Data excerpts
- - - - - - -

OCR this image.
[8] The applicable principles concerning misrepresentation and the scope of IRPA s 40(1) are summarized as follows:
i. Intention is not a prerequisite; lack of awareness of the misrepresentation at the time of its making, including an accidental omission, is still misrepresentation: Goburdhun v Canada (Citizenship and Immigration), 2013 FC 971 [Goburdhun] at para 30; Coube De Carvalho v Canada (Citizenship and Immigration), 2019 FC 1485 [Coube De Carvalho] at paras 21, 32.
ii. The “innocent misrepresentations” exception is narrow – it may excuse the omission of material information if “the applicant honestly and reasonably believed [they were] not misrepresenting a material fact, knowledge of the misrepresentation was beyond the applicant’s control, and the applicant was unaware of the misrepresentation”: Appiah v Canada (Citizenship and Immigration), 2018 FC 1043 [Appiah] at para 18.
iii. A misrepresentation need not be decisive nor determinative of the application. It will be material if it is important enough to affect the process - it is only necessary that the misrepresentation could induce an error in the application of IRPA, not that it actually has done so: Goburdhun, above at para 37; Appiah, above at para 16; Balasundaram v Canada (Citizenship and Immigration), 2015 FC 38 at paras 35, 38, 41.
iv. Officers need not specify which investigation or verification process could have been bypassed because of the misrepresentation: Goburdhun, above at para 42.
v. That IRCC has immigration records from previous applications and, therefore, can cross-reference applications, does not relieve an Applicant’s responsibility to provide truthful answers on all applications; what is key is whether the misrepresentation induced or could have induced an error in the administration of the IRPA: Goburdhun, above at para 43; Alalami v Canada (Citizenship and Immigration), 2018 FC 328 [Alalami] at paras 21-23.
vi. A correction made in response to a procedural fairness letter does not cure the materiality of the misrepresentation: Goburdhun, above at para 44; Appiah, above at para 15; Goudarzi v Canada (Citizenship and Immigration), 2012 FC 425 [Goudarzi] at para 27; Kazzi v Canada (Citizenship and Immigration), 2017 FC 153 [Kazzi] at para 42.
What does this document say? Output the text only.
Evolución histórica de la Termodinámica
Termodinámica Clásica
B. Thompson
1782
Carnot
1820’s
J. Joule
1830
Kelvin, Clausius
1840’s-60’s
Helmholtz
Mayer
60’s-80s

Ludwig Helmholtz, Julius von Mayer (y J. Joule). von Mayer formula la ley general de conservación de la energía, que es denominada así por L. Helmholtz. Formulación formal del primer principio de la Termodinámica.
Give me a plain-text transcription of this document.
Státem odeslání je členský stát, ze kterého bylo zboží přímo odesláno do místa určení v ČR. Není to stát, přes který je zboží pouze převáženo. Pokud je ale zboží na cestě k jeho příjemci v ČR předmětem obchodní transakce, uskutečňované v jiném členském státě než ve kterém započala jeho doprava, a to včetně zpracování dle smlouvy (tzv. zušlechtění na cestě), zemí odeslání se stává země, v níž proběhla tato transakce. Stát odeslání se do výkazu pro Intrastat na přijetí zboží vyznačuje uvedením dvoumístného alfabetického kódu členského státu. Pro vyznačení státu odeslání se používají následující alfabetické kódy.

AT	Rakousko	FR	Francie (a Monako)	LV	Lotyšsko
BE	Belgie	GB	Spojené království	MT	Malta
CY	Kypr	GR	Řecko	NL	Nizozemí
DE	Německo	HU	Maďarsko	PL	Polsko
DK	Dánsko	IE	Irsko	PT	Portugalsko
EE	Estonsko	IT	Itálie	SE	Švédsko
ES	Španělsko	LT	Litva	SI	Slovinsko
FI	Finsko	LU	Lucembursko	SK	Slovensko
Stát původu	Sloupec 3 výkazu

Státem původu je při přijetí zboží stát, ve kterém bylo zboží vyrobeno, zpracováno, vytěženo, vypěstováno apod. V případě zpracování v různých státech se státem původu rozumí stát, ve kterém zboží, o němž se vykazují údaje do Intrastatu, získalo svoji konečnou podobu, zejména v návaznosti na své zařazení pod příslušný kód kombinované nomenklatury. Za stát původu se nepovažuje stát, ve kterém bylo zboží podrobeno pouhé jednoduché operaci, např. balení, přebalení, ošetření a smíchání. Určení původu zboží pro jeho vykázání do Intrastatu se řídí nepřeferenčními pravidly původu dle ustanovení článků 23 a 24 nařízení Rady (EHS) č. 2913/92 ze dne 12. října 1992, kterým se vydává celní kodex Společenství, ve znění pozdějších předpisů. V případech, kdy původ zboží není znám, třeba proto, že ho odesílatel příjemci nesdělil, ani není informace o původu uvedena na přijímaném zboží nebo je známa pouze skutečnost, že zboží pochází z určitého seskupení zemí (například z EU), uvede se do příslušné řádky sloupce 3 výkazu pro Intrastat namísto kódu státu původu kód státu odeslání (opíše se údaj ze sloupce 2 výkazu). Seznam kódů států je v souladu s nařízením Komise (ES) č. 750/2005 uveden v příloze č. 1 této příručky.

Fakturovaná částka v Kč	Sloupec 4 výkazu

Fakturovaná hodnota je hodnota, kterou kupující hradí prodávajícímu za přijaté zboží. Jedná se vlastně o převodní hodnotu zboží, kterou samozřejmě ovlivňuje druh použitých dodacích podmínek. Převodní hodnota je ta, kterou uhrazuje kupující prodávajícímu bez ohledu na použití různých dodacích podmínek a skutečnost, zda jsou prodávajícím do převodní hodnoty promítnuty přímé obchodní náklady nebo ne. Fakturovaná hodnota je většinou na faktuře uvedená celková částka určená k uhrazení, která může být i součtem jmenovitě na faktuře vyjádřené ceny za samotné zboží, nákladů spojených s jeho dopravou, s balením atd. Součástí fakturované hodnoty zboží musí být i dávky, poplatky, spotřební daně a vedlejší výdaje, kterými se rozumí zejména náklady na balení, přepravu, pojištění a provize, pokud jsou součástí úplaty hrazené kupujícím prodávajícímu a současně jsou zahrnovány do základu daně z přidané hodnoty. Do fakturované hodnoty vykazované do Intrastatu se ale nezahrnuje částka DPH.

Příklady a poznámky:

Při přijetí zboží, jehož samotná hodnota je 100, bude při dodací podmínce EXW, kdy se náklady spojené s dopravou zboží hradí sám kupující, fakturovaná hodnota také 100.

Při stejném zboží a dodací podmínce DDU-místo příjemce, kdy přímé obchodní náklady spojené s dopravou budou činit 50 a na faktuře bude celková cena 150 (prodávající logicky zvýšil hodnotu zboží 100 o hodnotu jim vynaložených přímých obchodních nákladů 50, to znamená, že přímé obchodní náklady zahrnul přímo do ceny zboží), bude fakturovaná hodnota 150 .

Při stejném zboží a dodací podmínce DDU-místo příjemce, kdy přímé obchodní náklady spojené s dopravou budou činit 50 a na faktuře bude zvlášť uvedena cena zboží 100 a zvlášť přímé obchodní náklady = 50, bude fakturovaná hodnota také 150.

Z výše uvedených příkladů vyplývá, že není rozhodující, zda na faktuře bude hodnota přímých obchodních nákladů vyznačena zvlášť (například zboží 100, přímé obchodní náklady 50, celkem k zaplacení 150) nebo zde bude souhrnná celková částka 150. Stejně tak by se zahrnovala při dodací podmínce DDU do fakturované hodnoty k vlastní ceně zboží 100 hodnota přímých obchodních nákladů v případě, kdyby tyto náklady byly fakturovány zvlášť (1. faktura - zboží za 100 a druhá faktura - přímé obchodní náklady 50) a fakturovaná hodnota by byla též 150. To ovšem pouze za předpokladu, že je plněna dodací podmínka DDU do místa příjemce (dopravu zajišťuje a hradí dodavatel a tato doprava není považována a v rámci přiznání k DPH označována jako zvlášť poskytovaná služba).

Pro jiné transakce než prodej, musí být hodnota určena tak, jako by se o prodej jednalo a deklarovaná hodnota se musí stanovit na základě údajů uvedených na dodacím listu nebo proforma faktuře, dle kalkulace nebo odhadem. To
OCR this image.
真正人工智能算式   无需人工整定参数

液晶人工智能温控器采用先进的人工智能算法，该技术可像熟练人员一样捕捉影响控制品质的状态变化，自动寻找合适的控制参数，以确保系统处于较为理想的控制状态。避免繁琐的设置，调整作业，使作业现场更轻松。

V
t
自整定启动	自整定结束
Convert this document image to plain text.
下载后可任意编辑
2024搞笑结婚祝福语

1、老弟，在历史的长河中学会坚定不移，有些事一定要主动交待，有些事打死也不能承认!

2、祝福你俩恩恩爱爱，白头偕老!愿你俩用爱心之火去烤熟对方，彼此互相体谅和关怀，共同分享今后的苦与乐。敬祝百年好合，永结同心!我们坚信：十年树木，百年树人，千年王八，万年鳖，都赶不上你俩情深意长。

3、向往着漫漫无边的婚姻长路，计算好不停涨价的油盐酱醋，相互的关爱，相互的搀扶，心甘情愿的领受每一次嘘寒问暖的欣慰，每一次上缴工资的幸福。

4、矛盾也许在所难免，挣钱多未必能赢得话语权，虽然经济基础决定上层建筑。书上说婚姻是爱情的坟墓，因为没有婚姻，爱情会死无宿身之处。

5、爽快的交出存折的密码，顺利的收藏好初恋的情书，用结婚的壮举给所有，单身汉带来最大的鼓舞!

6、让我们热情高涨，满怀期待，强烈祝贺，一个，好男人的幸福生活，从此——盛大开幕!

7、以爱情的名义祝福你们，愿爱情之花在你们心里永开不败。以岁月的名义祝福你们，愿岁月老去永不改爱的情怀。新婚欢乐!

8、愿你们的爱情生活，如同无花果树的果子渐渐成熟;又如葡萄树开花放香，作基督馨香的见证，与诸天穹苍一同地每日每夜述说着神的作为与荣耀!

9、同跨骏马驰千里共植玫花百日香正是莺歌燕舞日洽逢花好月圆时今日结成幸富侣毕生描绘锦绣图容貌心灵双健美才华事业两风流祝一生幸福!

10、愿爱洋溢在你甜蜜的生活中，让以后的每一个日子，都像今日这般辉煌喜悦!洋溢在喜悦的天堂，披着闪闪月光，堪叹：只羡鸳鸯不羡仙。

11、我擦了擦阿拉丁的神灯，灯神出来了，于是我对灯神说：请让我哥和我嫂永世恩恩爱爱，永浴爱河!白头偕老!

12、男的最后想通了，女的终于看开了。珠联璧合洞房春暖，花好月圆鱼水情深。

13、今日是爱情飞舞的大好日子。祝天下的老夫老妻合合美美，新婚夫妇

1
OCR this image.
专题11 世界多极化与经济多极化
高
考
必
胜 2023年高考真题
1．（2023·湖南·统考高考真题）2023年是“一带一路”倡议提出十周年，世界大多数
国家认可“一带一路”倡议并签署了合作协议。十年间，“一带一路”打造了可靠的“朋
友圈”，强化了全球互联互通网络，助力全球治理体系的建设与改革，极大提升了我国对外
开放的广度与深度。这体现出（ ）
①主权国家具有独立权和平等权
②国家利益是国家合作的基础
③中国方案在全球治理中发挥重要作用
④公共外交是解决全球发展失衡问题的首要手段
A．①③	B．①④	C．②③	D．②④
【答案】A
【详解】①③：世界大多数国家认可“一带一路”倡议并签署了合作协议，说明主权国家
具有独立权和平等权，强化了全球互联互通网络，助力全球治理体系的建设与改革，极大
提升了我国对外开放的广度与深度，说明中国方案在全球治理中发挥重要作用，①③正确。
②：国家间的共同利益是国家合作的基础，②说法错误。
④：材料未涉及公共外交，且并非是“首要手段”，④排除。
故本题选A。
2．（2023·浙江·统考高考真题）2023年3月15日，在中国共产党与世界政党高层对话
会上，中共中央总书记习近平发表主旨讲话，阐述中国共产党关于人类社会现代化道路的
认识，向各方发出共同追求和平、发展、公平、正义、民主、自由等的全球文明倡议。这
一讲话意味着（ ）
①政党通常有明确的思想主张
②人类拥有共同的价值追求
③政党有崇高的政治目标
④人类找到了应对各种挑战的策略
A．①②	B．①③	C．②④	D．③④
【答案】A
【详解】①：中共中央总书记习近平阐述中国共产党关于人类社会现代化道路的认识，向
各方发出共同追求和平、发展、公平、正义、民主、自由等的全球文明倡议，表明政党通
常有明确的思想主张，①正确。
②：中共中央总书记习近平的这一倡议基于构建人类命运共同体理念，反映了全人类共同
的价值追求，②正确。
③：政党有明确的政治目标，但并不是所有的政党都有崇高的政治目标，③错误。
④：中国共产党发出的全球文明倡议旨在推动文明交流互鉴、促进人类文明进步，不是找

- - - - - - -

■ Goal of the exercise
Review the preceding data and report every line that includes the string "plain".

■ Solution to the exercise
Give me a plain-text transcription of this document.
Convert this document image to plain text.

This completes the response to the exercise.